Retype the data below without altering anything.
## Begin
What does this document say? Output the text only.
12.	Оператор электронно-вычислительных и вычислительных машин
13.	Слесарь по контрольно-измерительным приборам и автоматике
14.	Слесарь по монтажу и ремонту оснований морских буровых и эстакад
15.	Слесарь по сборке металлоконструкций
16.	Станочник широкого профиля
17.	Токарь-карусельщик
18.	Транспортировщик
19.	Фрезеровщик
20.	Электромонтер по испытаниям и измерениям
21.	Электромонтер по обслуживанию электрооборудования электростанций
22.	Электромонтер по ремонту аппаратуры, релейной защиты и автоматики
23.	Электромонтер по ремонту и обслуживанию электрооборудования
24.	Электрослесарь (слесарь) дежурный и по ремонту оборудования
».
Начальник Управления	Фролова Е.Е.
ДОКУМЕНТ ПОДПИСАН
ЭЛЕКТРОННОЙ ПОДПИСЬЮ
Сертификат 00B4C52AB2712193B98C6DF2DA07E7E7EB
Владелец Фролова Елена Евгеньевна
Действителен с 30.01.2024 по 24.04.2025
## End
§ Response for this exercise
What does this document say? Output the text only.
12.	Оператор электронно-вычислительных и вычислительных машин
13.	Слесарь по контрольно-измерительным приборам и автоматике
14.	Слесарь по монтажу и ремонту оснований морских буровых и эстакад
15.	Слесарь по сборке металлоконструкций
16.	Станочник широкого профиля
17.	Токарь-карусельщик
18.	Транспортировщик
19.	Фрезеровщик
20.	Электромонтер по испытаниям и измерениям
21.	Электромонтер по обслуживанию электрооборудования электростанций
22.	Электромонтер по ремонту аппаратуры, релейной защиты и автоматики
23.	Электромонтер по ремонту и обслуживанию электрооборудования
24.	Электрослесарь (слесарь) дежурный и по ремонту оборудования
».
Начальник Управления	Фролова Е.Е.
ДОКУМЕНТ ПОДПИСАН
ЭЛЕКТРОННОЙ ПОДПИСЬЮ
Сертификат 00B4C52AB2712193B98C6DF2DA07E7E7EB
Владелец Фролова Елена Евгеньевна
Действителен с 30.01.2024 по 24.04.2025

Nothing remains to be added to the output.